-- What you should do --
Write out the data below in full. Keep it exact.

-- Stored records --
◆ ◆ ◆
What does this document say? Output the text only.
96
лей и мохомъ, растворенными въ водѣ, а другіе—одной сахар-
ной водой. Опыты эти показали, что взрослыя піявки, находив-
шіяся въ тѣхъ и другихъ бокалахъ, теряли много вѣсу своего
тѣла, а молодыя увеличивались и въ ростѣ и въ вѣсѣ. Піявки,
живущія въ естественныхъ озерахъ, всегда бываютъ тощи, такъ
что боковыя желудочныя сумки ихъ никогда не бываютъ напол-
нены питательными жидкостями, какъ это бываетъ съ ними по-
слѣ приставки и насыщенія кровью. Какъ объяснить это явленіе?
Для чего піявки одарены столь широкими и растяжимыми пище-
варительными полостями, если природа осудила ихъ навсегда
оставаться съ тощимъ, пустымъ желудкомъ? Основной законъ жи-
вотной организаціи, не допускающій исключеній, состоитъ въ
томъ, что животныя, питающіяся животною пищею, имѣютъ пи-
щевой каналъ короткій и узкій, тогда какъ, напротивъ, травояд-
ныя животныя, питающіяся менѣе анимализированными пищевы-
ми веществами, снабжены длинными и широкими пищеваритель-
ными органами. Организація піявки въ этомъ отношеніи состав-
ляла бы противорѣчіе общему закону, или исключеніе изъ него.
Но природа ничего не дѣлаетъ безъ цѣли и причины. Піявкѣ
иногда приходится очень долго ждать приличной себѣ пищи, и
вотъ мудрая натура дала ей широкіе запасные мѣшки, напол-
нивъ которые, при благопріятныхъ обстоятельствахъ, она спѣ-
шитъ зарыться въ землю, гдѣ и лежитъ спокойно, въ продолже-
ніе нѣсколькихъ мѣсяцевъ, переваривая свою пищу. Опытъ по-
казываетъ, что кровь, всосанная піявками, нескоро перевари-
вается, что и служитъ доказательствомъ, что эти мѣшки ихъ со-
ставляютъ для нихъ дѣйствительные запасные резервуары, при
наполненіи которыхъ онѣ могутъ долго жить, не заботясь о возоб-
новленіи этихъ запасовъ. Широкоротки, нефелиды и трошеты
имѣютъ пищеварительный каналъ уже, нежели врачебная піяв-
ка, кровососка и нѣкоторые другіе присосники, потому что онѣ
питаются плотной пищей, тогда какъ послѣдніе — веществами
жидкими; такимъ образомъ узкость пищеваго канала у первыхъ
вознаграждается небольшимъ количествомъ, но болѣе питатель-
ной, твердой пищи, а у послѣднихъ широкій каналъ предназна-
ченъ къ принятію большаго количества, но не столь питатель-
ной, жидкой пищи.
◆ ◆ ◆
-- Answer to this exercise --
What does this document say? Output the text only.
96
лей и мохомъ, растворенными въ водѣ, а другіе—одной сахар-
ной водой. Опыты эти показали, что взрослыя піявки, находив-
шіяся въ тѣхъ и другихъ бокалахъ, теряли много вѣсу своего
тѣла, а молодыя увеличивались и въ ростѣ и въ вѣсѣ. Піявки,
живущія въ естественныхъ озерахъ, всегда бываютъ тощи, такъ
что боковыя желудочныя сумки ихъ никогда не бываютъ напол-
нены питательными жидкостями, какъ это бываетъ съ ними по-
слѣ приставки и насыщенія кровью. Какъ объяснить это явленіе?
Для чего піявки одарены столь широкими и растяжимыми пище-
варительными полостями, если природа осудила ихъ навсегда
оставаться съ тощимъ, пустымъ желудкомъ? Основной законъ жи-
вотной организаціи, не допускающій исключеній, состоитъ въ
томъ, что животныя, питающіяся животною пищею, имѣютъ пи-
щевой каналъ короткій и узкій, тогда какъ, напротивъ, травояд-
ныя животныя, питающіяся менѣе анимализированными пищевы-
ми веществами, снабжены длинными и широкими пищеваритель-
ными органами. Организація піявки въ этомъ отношеніи состав-
ляла бы противорѣчіе общему закону, или исключеніе изъ него.
Но природа ничего не дѣлаетъ безъ цѣли и причины. Піявкѣ
иногда приходится очень долго ждать приличной себѣ пищи, и
вотъ мудрая натура дала ей широкіе запасные мѣшки, напол-
нивъ которые, при благопріятныхъ обстоятельствахъ, она спѣ-
шитъ зарыться въ землю, гдѣ и лежитъ спокойно, въ продолже-
ніе нѣсколькихъ мѣсяцевъ, переваривая свою пищу. Опытъ по-
казываетъ, что кровь, всосанная піявками, нескоро перевари-
вается, что и служитъ доказательствомъ, что эти мѣшки ихъ со-
ставляютъ для нихъ дѣйствительные запасные резервуары, при
наполненіи которыхъ онѣ могутъ долго жить, не заботясь о возоб-
новленіи этихъ запасовъ. Широкоротки, нефелиды и трошеты
имѣютъ пищеварительный каналъ уже, нежели врачебная піяв-
ка, кровососка и нѣкоторые другіе присосники, потому что онѣ
питаются плотной пищей, тогда какъ послѣдніе — веществами
жидкими; такимъ образомъ узкость пищеваго канала у первыхъ
вознаграждается небольшимъ количествомъ, но болѣе питатель-
ной, твердой пищи, а у послѣднихъ широкій каналъ предназна-
ченъ къ принятію большаго количества, но не столь питатель-
ной, жидкой пищи.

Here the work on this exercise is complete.